Your task >>
Go through the data and copy every line exactly, but not the images.

Stored items from a collection >>
=-=-=-=-=

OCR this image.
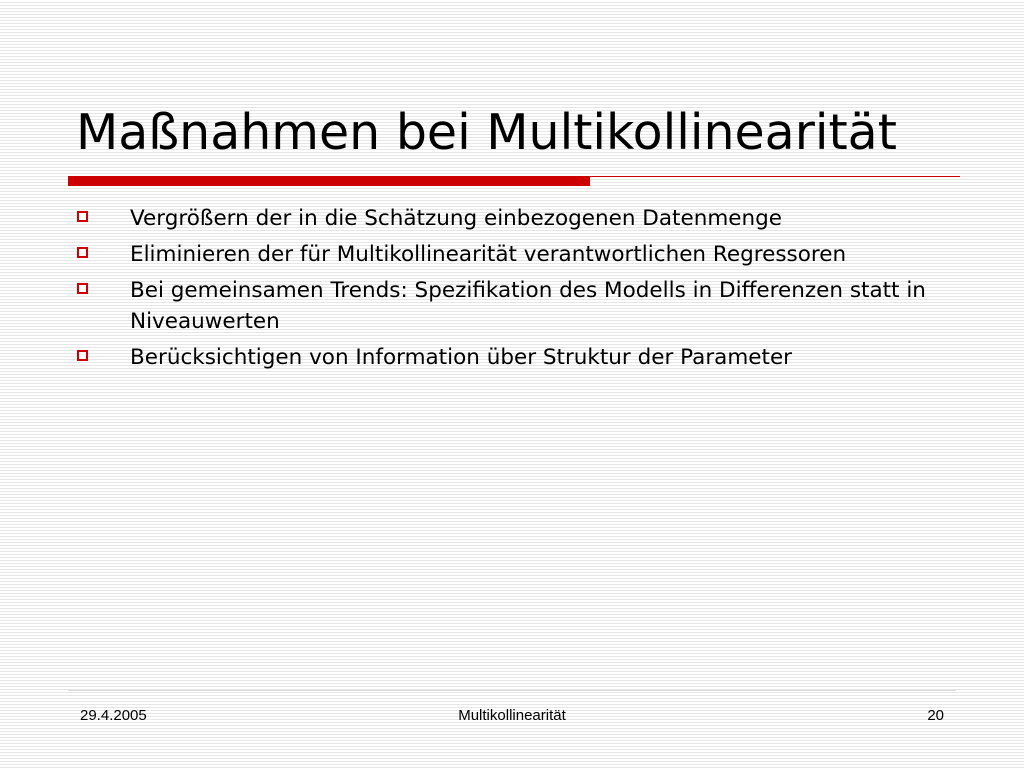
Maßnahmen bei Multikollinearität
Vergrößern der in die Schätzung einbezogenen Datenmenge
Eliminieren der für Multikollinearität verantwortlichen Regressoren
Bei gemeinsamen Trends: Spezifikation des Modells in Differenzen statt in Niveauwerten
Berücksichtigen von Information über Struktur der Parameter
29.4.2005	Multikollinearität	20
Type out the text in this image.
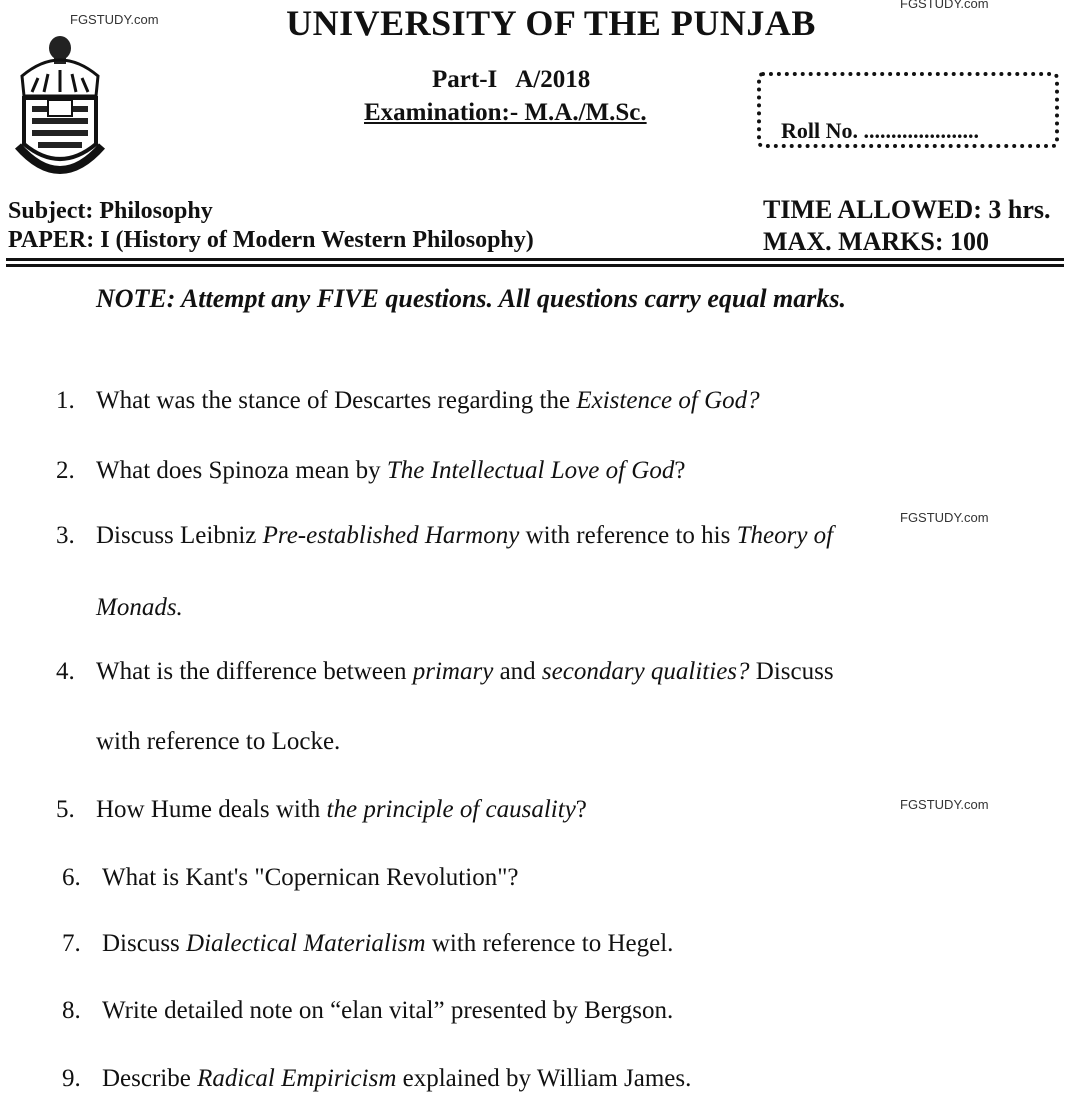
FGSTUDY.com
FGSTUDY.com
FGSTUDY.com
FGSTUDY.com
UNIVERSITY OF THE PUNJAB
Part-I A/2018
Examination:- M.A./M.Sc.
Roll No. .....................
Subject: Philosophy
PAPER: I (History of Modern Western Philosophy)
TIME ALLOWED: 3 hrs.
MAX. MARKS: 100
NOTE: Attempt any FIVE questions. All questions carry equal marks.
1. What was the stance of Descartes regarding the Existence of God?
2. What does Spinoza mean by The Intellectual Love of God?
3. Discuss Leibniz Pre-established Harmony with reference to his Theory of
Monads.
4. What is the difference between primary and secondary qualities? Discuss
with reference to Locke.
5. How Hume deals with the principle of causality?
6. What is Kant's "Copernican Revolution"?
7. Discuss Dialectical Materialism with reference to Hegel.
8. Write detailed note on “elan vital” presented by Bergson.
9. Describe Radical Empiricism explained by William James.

=-=-=-=-=

Exercise response >>
OCR this image.
Maßnahmen bei Multikollinearität
Vergrößern der in die Schätzung einbezogenen Datenmenge
Eliminieren der für Multikollinearität verantwortlichen Regressoren
Bei gemeinsamen Trends: Spezifikation des Modells in Differenzen statt in Niveauwerten
Berücksichtigen von Information über Struktur der Parameter
29.4.2005	Multikollinearität	20
Type out the text in this image.
FGSTUDY.com
FGSTUDY.com
FGSTUDY.com
FGSTUDY.com
UNIVERSITY OF THE PUNJAB
Part-I A/2018
Examination:- M.A./M.Sc.
Roll No. .....................
Subject: Philosophy
PAPER: I (History of Modern Western Philosophy)
TIME ALLOWED: 3 hrs.
MAX. MARKS: 100
NOTE: Attempt any FIVE questions. All questions carry equal marks.
1. What was the stance of Descartes regarding the Existence of God?
2. What does Spinoza mean by The Intellectual Love of God?
3. Discuss Leibniz Pre-established Harmony with reference to his Theory of
Monads.
4. What is the difference between primary and secondary qualities? Discuss
with reference to Locke.
5. How Hume deals with the principle of causality?
6. What is Kant's "Copernican Revolution"?
7. Discuss Dialectical Materialism with reference to Hegel.
8. Write detailed note on “elan vital” presented by Bergson.
9. Describe Radical Empiricism explained by William James.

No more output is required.